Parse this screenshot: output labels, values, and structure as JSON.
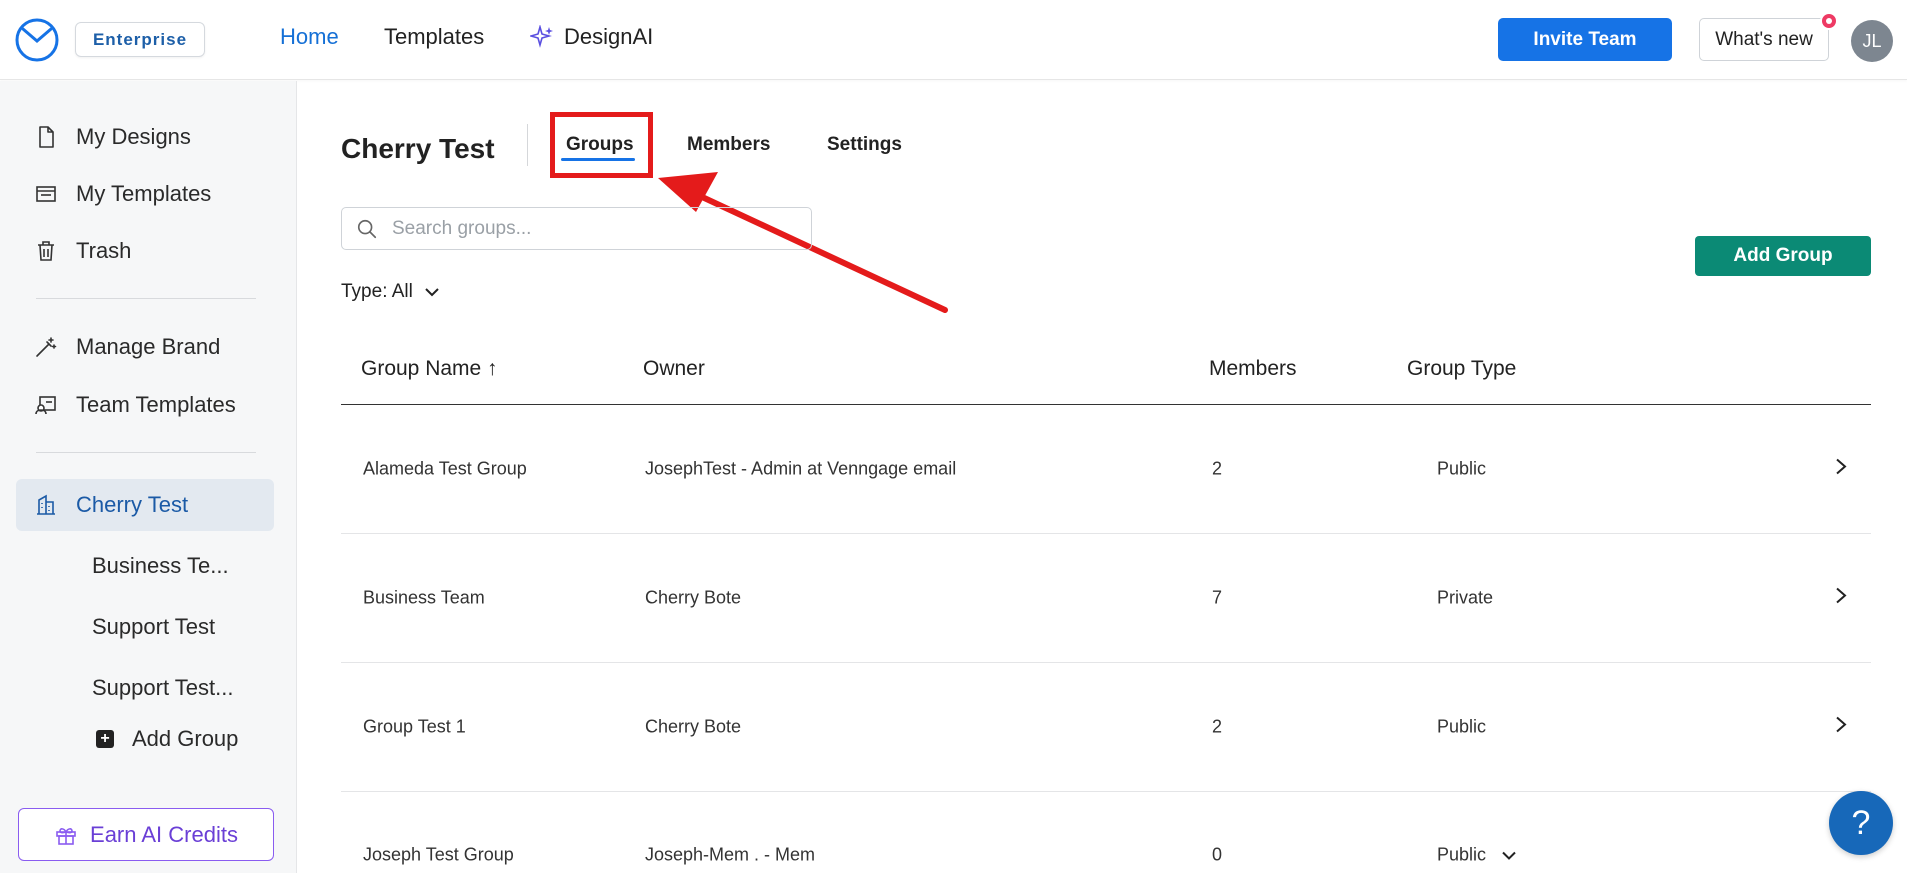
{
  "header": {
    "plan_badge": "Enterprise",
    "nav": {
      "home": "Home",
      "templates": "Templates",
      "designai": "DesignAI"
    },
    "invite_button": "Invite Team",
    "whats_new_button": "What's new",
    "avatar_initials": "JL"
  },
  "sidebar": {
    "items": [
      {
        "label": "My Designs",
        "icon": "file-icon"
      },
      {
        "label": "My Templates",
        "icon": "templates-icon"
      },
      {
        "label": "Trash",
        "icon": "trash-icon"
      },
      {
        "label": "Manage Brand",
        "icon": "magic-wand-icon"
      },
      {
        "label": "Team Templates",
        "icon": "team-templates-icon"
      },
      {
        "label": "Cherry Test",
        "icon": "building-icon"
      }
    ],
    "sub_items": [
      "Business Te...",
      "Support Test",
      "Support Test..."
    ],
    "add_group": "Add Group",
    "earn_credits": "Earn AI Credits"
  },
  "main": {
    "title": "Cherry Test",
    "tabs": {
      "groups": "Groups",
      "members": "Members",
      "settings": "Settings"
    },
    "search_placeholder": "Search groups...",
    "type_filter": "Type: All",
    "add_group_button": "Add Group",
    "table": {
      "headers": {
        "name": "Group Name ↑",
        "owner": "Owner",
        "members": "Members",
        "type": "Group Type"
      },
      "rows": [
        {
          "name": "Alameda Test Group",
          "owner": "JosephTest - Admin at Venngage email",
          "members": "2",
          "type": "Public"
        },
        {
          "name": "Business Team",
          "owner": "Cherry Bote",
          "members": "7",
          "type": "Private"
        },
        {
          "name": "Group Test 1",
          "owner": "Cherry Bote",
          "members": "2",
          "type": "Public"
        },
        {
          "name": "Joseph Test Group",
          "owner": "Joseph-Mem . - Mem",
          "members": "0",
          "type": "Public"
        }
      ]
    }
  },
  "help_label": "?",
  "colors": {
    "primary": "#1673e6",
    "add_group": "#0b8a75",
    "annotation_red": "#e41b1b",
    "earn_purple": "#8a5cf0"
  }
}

▸ Stated goal: All entries are to be retyped exactly. Omit any embedded images.

▸ Answer to the problem:
Parse this screenshot: output labels, values, and structure as JSON.
{
  "header": {
    "plan_badge": "Enterprise",
    "nav": {
      "home": "Home",
      "templates": "Templates",
      "designai": "DesignAI"
    },
    "invite_button": "Invite Team",
    "whats_new_button": "What's new",
    "avatar_initials": "JL"
  },
  "sidebar": {
    "items": [
      {
        "label": "My Designs",
        "icon": "file-icon"
      },
      {
        "label": "My Templates",
        "icon": "templates-icon"
      },
      {
        "label": "Trash",
        "icon": "trash-icon"
      },
      {
        "label": "Manage Brand",
        "icon": "magic-wand-icon"
      },
      {
        "label": "Team Templates",
        "icon": "team-templates-icon"
      },
      {
        "label": "Cherry Test",
        "icon": "building-icon"
      }
    ],
    "sub_items": [
      "Business Te...",
      "Support Test",
      "Support Test..."
    ],
    "add_group": "Add Group",
    "earn_credits": "Earn AI Credits"
  },
  "main": {
    "title": "Cherry Test",
    "tabs": {
      "groups": "Groups",
      "members": "Members",
      "settings": "Settings"
    },
    "search_placeholder": "Search groups...",
    "type_filter": "Type: All",
    "add_group_button": "Add Group",
    "table": {
      "headers": {
        "name": "Group Name ↑",
        "owner": "Owner",
        "members": "Members",
        "type": "Group Type"
      },
      "rows": [
        {
          "name": "Alameda Test Group",
          "owner": "JosephTest - Admin at Venngage email",
          "members": "2",
          "type": "Public"
        },
        {
          "name": "Business Team",
          "owner": "Cherry Bote",
          "members": "7",
          "type": "Private"
        },
        {
          "name": "Group Test 1",
          "owner": "Cherry Bote",
          "members": "2",
          "type": "Public"
        },
        {
          "name": "Joseph Test Group",
          "owner": "Joseph-Mem . - Mem",
          "members": "0",
          "type": "Public"
        }
      ]
    }
  },
  "help_label": "?",
  "colors": {
    "primary": "#1673e6",
    "add_group": "#0b8a75",
    "annotation_red": "#e41b1b",
    "earn_purple": "#8a5cf0"
  }
}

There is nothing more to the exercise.